PROVIDED ENTRIES —
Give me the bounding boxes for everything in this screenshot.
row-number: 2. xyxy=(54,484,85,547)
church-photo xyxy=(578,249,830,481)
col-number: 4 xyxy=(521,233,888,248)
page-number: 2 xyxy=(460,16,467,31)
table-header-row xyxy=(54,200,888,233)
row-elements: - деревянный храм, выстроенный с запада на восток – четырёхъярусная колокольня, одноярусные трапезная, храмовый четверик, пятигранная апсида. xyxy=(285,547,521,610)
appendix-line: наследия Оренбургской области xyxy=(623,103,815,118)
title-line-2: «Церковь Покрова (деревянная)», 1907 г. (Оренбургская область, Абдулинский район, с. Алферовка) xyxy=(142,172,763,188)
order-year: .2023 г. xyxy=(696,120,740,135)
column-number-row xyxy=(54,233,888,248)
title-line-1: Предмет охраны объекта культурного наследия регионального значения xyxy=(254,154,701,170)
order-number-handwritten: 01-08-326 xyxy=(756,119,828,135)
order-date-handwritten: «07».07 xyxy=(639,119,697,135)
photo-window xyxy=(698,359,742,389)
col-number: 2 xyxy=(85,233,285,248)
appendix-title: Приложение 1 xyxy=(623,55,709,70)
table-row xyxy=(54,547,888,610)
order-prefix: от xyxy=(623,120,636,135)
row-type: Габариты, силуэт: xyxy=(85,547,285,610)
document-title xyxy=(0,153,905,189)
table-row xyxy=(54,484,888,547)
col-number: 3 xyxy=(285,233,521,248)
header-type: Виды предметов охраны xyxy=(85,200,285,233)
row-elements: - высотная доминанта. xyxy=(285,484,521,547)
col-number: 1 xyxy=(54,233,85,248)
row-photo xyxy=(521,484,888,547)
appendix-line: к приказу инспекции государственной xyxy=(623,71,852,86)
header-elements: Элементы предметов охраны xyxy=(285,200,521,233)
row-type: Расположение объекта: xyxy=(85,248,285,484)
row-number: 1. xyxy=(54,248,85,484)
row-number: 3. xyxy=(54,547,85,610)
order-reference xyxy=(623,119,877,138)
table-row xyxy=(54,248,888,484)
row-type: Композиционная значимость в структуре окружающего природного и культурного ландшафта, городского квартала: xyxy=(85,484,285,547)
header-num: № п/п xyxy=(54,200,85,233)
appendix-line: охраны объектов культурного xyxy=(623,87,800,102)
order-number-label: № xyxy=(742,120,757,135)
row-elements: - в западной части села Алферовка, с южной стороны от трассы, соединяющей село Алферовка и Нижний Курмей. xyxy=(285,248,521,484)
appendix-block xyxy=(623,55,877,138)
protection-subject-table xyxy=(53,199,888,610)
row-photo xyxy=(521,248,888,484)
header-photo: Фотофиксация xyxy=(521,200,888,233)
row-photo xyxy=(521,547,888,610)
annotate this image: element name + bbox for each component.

* * *

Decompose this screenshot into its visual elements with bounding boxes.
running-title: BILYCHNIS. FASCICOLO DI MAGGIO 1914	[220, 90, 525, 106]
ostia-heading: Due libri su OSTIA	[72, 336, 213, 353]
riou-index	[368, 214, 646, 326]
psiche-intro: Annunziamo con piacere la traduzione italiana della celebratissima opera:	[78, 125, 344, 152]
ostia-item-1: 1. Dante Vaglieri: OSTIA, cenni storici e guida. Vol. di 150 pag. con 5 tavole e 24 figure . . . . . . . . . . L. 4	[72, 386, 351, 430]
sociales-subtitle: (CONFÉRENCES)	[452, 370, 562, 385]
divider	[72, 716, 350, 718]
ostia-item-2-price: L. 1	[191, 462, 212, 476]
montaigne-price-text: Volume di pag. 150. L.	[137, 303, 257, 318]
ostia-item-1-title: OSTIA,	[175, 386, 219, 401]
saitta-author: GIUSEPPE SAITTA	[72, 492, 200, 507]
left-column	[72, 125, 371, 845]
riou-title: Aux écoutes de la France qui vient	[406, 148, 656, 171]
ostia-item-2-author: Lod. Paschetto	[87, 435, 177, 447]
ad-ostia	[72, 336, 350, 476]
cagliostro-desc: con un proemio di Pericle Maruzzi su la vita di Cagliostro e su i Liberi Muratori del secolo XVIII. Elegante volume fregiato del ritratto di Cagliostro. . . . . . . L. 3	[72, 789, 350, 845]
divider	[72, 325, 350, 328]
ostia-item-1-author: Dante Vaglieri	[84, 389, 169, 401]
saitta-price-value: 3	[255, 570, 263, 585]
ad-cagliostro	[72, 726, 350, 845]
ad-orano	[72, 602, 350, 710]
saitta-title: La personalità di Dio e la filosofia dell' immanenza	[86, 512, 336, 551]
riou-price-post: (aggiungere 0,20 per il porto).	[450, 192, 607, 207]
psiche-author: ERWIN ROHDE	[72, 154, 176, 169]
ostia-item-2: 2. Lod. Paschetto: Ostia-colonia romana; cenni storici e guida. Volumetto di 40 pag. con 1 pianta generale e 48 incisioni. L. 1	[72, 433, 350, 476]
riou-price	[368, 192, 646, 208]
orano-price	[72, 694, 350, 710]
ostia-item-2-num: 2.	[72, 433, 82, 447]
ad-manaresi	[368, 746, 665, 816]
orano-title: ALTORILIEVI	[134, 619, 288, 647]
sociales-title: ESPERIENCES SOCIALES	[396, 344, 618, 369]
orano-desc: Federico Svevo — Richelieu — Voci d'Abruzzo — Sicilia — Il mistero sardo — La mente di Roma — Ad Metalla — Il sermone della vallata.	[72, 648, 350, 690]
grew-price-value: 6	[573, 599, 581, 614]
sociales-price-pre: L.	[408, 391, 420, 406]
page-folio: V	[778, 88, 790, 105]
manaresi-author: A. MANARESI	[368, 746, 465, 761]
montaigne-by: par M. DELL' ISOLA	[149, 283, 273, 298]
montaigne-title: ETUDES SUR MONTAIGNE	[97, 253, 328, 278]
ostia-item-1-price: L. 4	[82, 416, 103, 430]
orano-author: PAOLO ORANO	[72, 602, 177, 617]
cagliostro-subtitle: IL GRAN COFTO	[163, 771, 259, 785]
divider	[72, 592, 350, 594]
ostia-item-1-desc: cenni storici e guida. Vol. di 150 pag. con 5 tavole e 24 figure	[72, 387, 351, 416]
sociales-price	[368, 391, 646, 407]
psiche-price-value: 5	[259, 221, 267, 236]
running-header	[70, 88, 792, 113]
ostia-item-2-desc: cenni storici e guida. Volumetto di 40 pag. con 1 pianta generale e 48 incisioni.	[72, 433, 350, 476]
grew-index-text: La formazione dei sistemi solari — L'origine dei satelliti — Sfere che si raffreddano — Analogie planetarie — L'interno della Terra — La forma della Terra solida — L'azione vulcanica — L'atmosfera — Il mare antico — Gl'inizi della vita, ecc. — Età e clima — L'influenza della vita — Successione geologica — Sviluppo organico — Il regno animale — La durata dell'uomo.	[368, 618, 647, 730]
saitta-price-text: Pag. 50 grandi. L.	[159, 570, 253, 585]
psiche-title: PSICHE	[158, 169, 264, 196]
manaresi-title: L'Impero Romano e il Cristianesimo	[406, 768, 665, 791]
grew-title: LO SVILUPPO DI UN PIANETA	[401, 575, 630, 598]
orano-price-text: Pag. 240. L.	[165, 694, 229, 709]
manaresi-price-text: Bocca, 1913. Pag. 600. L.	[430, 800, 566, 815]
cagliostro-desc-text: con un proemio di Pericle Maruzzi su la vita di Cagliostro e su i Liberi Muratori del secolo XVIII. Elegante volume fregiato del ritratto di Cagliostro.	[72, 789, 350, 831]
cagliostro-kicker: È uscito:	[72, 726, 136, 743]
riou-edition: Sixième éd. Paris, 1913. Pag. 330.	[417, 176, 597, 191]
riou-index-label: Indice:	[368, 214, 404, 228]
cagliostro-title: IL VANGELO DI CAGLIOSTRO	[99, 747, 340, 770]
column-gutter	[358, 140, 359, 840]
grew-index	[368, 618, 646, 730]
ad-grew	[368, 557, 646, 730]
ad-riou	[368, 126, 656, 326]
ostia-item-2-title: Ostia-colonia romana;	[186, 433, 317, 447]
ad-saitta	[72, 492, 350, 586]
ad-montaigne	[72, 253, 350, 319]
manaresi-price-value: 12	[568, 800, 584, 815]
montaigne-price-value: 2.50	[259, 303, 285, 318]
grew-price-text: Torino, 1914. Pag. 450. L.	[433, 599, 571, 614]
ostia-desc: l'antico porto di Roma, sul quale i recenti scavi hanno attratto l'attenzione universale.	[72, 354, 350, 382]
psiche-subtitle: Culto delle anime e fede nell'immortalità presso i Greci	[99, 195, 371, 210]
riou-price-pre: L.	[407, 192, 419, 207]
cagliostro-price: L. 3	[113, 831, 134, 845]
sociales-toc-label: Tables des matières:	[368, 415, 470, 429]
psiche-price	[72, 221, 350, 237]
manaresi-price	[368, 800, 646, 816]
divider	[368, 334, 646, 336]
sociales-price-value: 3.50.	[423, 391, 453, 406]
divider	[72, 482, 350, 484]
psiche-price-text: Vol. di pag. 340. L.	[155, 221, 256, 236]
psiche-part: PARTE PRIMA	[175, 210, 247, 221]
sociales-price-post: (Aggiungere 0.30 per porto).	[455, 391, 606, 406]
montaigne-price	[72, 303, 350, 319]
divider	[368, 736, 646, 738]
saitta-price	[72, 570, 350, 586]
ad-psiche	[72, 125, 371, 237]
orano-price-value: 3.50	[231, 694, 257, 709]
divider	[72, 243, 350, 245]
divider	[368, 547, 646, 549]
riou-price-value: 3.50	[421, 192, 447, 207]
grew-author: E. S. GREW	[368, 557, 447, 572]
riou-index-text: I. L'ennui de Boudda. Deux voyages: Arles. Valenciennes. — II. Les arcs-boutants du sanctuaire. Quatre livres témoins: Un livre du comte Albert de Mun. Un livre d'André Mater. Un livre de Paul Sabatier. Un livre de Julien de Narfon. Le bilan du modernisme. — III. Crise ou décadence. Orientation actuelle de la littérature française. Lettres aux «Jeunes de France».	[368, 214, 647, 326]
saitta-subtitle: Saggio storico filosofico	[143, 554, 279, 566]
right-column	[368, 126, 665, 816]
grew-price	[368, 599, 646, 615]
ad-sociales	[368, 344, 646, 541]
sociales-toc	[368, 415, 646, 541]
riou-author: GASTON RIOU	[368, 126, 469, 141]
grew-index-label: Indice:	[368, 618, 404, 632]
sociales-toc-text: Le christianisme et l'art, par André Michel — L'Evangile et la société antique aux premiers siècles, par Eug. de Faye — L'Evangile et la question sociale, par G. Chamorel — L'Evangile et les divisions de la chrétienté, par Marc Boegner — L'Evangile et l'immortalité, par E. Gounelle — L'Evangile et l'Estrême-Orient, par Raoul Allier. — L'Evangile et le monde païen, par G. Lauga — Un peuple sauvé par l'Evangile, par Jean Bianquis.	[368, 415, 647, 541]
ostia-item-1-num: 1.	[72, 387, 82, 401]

PROBLEM REQUIREMENTS —
Write out the listing lines from the one containing "Give me the" through the one containing "table-header-row xyxy=(54,200,888,233)", both included, and nothing else.

RESULT OF THIS TASK —
Give me the bounding boxes for everything in this screenshot.
row-number: 2. xyxy=(54,484,85,547)
church-photo xyxy=(578,249,830,481)
col-number: 4 xyxy=(521,233,888,248)
page-number: 2 xyxy=(460,16,467,31)
table-header-row xyxy=(54,200,888,233)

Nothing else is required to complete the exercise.